**DO THIS**
Retype every one of the records below word for word, omitting the pictures from your answer.

**INFORMATION PROVIDED**
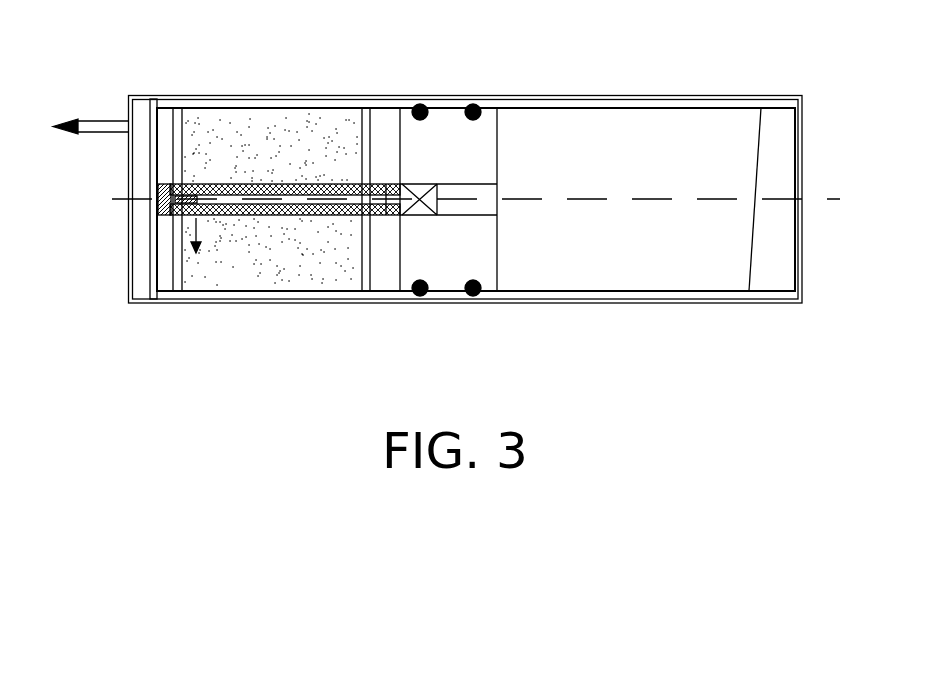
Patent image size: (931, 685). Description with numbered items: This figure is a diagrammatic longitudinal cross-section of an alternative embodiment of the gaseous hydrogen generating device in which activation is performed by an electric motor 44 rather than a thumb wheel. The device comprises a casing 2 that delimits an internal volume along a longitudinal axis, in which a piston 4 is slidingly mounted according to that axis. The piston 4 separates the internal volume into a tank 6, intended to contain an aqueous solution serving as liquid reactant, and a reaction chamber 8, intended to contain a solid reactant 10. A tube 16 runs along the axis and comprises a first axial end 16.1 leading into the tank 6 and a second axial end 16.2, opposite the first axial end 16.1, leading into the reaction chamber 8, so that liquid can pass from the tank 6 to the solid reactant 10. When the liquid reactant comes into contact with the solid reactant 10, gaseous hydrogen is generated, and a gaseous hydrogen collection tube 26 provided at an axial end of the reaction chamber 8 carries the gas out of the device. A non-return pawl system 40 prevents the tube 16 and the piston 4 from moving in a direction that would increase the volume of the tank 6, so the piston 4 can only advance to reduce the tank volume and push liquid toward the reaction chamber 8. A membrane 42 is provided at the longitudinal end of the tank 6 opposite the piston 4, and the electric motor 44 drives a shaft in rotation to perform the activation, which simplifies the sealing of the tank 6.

The casing 2 is at (669, 95).
The piston 4 is at (448, 112).
The tank 6 is at (548, 112).
The reaction chamber 8 is at (166, 110).
The solid reactant 10 is at (232, 270).
The tube 16 is at (287, 183).
The first axial end 16.1 is at (391, 216).
The second axial end 16.2 is at (160, 195).
The gaseous hydrogen collection tube 26 is at (100, 119).
The non-return pawl system 40 is at (176, 249).
The membrane 42 is at (748, 252).
The electric motor 44 is at (422, 214).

**WRITTEN ANSWER**
Patent image size: (931, 685). Description with numbered items: This figure is a diagrammatic longitudinal cross-section of an alternative embodiment of the gaseous hydrogen generating device in which activation is performed by an electric motor 44 rather than a thumb wheel. The device comprises a casing 2 that delimits an internal volume along a longitudinal axis, in which a piston 4 is slidingly mounted according to that axis. The piston 4 separates the internal volume into a tank 6, intended to contain an aqueous solution serving as liquid reactant, and a reaction chamber 8, intended to contain a solid reactant 10. A tube 16 runs along the axis and comprises a first axial end 16.1 leading into the tank 6 and a second axial end 16.2, opposite the first axial end 16.1, leading into the reaction chamber 8, so that liquid can pass from the tank 6 to the solid reactant 10. When the liquid reactant comes into contact with the solid reactant 10, gaseous hydrogen is generated, and a gaseous hydrogen collection tube 26 provided at an axial end of the reaction chamber 8 carries the gas out of the device. A non-return pawl system 40 prevents the tube 16 and the piston 4 from moving in a direction that would increase the volume of the tank 6, so the piston 4 can only advance to reduce the tank volume and push liquid toward the reaction chamber 8. A membrane 42 is provided at the longitudinal end of the tank 6 opposite the piston 4, and the electric motor 44 drives a shaft in rotation to perform the activation, which simplifies the sealing of the tank 6.

The casing 2 is at (669, 95).
The piston 4 is at (448, 112).
The tank 6 is at (548, 112).
The reaction chamber 8 is at (166, 110).
The solid reactant 10 is at (232, 270).
The tube 16 is at (287, 183).
The first axial end 16.1 is at (391, 216).
The second axial end 16.2 is at (160, 195).
The gaseous hydrogen collection tube 26 is at (100, 119).
The non-return pawl system 40 is at (176, 249).
The membrane 42 is at (748, 252).
The electric motor 44 is at (422, 214).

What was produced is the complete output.